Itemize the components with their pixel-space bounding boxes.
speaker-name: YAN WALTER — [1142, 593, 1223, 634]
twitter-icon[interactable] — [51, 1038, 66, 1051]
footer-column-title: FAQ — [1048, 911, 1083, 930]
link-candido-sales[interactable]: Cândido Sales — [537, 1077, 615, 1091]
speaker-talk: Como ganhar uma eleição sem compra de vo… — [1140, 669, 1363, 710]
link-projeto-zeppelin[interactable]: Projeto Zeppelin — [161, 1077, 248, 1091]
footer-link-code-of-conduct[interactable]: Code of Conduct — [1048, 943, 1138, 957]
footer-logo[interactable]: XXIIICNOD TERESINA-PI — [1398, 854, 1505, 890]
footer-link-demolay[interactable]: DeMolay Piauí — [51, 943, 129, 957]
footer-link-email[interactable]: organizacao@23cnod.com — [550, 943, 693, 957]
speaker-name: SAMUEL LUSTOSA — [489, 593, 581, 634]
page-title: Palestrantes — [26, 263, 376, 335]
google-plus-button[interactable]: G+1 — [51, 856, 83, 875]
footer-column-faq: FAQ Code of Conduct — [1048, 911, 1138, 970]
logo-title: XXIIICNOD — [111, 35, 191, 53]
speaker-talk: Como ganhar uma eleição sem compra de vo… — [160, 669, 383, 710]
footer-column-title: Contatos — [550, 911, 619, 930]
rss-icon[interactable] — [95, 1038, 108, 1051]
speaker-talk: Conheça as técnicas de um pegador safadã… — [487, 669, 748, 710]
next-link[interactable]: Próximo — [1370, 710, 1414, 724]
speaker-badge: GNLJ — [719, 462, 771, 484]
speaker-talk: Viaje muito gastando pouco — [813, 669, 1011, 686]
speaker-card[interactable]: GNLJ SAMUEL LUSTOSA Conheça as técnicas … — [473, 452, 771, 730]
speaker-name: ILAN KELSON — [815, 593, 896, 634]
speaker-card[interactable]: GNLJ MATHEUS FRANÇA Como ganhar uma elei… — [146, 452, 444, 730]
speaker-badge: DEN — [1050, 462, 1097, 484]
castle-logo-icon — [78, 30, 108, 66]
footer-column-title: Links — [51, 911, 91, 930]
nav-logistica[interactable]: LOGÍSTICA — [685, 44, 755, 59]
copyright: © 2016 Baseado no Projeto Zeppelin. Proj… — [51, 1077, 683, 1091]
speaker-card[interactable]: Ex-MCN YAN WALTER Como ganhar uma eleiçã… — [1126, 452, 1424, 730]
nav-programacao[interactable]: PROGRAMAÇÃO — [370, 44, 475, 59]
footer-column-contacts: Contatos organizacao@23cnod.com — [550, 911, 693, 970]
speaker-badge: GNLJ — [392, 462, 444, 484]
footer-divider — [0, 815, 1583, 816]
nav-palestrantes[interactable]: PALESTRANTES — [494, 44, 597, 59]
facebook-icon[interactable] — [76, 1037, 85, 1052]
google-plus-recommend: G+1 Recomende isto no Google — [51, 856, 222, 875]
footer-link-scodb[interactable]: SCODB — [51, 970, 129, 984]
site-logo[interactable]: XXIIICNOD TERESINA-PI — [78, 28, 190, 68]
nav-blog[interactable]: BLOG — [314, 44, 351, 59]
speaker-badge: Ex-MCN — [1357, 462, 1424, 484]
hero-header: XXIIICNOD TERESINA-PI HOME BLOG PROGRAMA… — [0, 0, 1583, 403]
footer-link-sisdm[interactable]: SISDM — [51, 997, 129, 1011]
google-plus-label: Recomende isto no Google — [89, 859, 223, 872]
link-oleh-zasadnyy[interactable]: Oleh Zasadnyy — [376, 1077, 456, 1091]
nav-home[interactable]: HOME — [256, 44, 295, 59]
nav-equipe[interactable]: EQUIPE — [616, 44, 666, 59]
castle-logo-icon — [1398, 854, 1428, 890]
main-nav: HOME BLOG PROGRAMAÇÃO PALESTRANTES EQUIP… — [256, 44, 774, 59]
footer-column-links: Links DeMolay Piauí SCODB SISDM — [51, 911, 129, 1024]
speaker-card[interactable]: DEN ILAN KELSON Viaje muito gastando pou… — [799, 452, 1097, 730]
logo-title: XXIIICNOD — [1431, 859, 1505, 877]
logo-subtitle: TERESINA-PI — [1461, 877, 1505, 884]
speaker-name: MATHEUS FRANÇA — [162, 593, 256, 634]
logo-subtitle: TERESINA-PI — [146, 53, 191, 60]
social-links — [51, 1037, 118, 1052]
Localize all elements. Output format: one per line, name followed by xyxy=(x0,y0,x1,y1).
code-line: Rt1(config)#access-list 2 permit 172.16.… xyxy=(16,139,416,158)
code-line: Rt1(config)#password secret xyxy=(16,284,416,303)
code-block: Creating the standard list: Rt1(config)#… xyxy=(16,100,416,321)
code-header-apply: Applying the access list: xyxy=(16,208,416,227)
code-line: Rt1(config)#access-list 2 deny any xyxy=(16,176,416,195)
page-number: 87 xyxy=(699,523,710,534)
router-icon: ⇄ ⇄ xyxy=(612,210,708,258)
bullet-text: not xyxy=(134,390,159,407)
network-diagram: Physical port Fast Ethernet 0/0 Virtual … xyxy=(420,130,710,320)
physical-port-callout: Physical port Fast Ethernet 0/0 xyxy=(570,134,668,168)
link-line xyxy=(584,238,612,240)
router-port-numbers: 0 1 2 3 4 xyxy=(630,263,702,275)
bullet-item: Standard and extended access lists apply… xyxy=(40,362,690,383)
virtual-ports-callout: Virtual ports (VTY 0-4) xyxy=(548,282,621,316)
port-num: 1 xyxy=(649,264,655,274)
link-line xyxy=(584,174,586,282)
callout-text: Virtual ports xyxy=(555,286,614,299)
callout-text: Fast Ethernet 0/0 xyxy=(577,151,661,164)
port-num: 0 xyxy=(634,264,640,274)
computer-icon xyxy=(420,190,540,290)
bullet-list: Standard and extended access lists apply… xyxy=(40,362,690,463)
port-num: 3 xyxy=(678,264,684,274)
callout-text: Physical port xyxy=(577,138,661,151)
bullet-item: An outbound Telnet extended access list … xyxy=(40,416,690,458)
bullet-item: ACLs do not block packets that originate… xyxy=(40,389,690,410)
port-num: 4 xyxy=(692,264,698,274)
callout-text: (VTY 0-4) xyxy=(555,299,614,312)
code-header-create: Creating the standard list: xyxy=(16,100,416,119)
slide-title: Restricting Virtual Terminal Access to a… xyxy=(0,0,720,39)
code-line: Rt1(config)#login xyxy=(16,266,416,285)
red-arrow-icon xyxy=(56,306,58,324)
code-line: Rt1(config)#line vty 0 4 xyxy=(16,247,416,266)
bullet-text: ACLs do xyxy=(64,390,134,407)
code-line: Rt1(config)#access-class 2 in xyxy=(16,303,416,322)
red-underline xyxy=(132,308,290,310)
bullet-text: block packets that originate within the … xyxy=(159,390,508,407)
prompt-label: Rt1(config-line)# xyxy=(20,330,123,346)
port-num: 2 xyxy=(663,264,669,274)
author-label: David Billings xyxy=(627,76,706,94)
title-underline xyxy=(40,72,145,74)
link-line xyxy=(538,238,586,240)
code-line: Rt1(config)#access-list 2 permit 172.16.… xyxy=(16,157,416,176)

· · ·

§ **Exercise prompt**:
Turn every line of the records above into a numbered list, leaving out any blank lines.

§ **The completed task**:
1. Itemize the components with their pixel-space bounding boxes.
2. speaker-name: YAN WALTER — [1142, 593, 1223, 634]
3. twitter-icon[interactable] — [51, 1038, 66, 1051]
4. footer-column-title: FAQ — [1048, 911, 1083, 930]
5. link-candido-sales[interactable]: Cândido Sales — [537, 1077, 615, 1091]
6. speaker-talk: Como ganhar uma eleição sem compra de vo… — [1140, 669, 1363, 710]
7. link-projeto-zeppelin[interactable]: Projeto Zeppelin — [161, 1077, 248, 1091]
8. footer-link-code-of-conduct[interactable]: Code of Conduct — [1048, 943, 1138, 957]
9. footer-logo[interactable]: XXIIICNOD TERESINA-PI — [1398, 854, 1505, 890]
10. footer-link-demolay[interactable]: DeMolay Piauí — [51, 943, 129, 957]
11. footer-link-email[interactable]: organizacao@23cnod.com — [550, 943, 693, 957]
12. speaker-name: SAMUEL LUSTOSA — [489, 593, 581, 634]
13. page-title: Palestrantes — [26, 263, 376, 335]
14. google-plus-button[interactable]: G+1 — [51, 856, 83, 875]
15. footer-column-faq: FAQ Code of Conduct — [1048, 911, 1138, 970]
16. logo-title: XXIIICNOD — [111, 35, 191, 53]
17. speaker-talk: Como ganhar uma eleição sem compra de vo… — [160, 669, 383, 710]
18. footer-column-title: Contatos — [550, 911, 619, 930]
19. rss-icon[interactable] — [95, 1038, 108, 1051]
20. speaker-talk: Conheça as técnicas de um pegador safadã… — [487, 669, 748, 710]
21. next-link[interactable]: Próximo — [1370, 710, 1414, 724]
22. speaker-badge: GNLJ — [719, 462, 771, 484]
23. speaker-talk: Viaje muito gastando pouco — [813, 669, 1011, 686]
24. speaker-card[interactable]: GNLJ SAMUEL LUSTOSA Conheça as técnicas … — [473, 452, 771, 730]
25. speaker-name: ILAN KELSON — [815, 593, 896, 634]
26. speaker-card[interactable]: GNLJ MATHEUS FRANÇA Como ganhar uma elei… — [146, 452, 444, 730]
27. speaker-badge: DEN — [1050, 462, 1097, 484]
28. castle-logo-icon — [78, 30, 108, 66]
29. footer-column-title: Links — [51, 911, 91, 930]
30. nav-logistica[interactable]: LOGÍSTICA — [685, 44, 755, 59]
31. copyright: © 2016 Baseado no Projeto Zeppelin. Proj… — [51, 1077, 683, 1091]
32. speaker-card[interactable]: Ex-MCN YAN WALTER Como ganhar uma eleiçã… — [1126, 452, 1424, 730]
33. nav-programacao[interactable]: PROGRAMAÇÃO — [370, 44, 475, 59]
34. footer-column-contacts: Contatos organizacao@23cnod.com — [550, 911, 693, 970]
35. speaker-badge: GNLJ — [392, 462, 444, 484]
36. footer-divider — [0, 815, 1583, 816]
37. nav-palestrantes[interactable]: PALESTRANTES — [494, 44, 597, 59]
38. facebook-icon[interactable] — [76, 1037, 85, 1052]
39. google-plus-recommend: G+1 Recomende isto no Google — [51, 856, 222, 875]
40. footer-link-scodb[interactable]: SCODB — [51, 970, 129, 984]
41. site-logo[interactable]: XXIIICNOD TERESINA-PI — [78, 28, 190, 68]
42. nav-blog[interactable]: BLOG — [314, 44, 351, 59]
43. speaker-badge: Ex-MCN — [1357, 462, 1424, 484]
44. hero-header: XXIIICNOD TERESINA-PI HOME BLOG PROGRAMA… — [0, 0, 1583, 403]
45. footer-link-sisdm[interactable]: SISDM — [51, 997, 129, 1011]
46. google-plus-label: Recomende isto no Google — [89, 859, 223, 872]
47. link-oleh-zasadnyy[interactable]: Oleh Zasadnyy — [376, 1077, 456, 1091]
48. nav-home[interactable]: HOME — [256, 44, 295, 59]
49. nav-equipe[interactable]: EQUIPE — [616, 44, 666, 59]
50. castle-logo-icon — [1398, 854, 1428, 890]
51. main-nav: HOME BLOG PROGRAMAÇÃO PALESTRANTES EQUIP… — [256, 44, 774, 59]
52. footer-column-links: Links DeMolay Piauí SCODB SISDM — [51, 911, 129, 1024]
53. speaker-card[interactable]: DEN ILAN KELSON Viaje muito gastando pou… — [799, 452, 1097, 730]
54. logo-title: XXIIICNOD — [1431, 859, 1505, 877]
55. logo-subtitle: TERESINA-PI — [1461, 877, 1505, 884]
56. speaker-name: MATHEUS FRANÇA — [162, 593, 256, 634]
57. logo-subtitle: TERESINA-PI — [146, 53, 191, 60]
58. social-links — [51, 1037, 118, 1052]
59. Localize all elements. Output format: one per line, name followed by xyxy=(x0,y0,x1,y1).
60. code-line: Rt1(config)#access-list 2 permit 172.16.… xyxy=(16,139,416,158)
61. code-line: Rt1(config)#password secret xyxy=(16,284,416,303)
62. code-block: Creating the standard list: Rt1(config)#… xyxy=(16,100,416,321)
63. code-header-apply: Applying the access list: xyxy=(16,208,416,227)
64. code-line: Rt1(config)#access-list 2 deny any xyxy=(16,176,416,195)
65. page-number: 87 xyxy=(699,523,710,534)
66. router-icon: ⇄ ⇄ xyxy=(612,210,708,258)
67. bullet-text: not xyxy=(134,390,159,407)
68. network-diagram: Physical port Fast Ethernet 0/0 Virtual … xyxy=(420,130,710,320)
69. physical-port-callout: Physical port Fast Ethernet 0/0 xyxy=(570,134,668,168)
70. link-line xyxy=(584,238,612,240)
71. router-port-numbers: 0 1 2 3 4 xyxy=(630,263,702,275)
72. bullet-item: Standard and extended access lists apply… xyxy=(40,362,690,383)
73. virtual-ports-callout: Virtual ports (VTY 0-4) xyxy=(548,282,621,316)
74. port-num: 1 xyxy=(649,264,655,274)
75. link-line xyxy=(584,174,586,282)
76. callout-text: Virtual ports xyxy=(555,286,614,299)
77. callout-text: Fast Ethernet 0/0 xyxy=(577,151,661,164)
78. port-num: 0 xyxy=(634,264,640,274)
79. computer-icon xyxy=(420,190,540,290)
80. bullet-list: Standard and extended access lists apply… xyxy=(40,362,690,463)
81. port-num: 3 xyxy=(678,264,684,274)
82. callout-text: Physical port xyxy=(577,138,661,151)
83. bullet-item: An outbound Telnet extended access list … xyxy=(40,416,690,458)
84. bullet-item: ACLs do not block packets that originate… xyxy=(40,389,690,410)
85. port-num: 4 xyxy=(692,264,698,274)
86. callout-text: (VTY 0-4) xyxy=(555,299,614,312)
87. code-header-create: Creating the standard list: xyxy=(16,100,416,119)
88. slide-title: Restricting Virtual Terminal Access to a… xyxy=(0,0,720,39)
89. code-line: Rt1(config)#login xyxy=(16,266,416,285)
90. red-arrow-icon xyxy=(56,306,58,324)
91. code-line: Rt1(config)#line vty 0 4 xyxy=(16,247,416,266)
92. bullet-text: ACLs do xyxy=(64,390,134,407)
93. code-line: Rt1(config)#access-class 2 in xyxy=(16,303,416,322)
94. red-underline xyxy=(132,308,290,310)
95. bullet-text: block packets that originate within the … xyxy=(159,390,508,407)
96. prompt-label: Rt1(config-line)# xyxy=(20,330,123,346)
97. port-num: 2 xyxy=(663,264,669,274)
98. author-label: David Billings xyxy=(627,76,706,94)
99. title-underline xyxy=(40,72,145,74)
100. link-line xyxy=(538,238,586,240)
101. code-line: Rt1(config)#access-list 2 permit 172.16.… xyxy=(16,157,416,176)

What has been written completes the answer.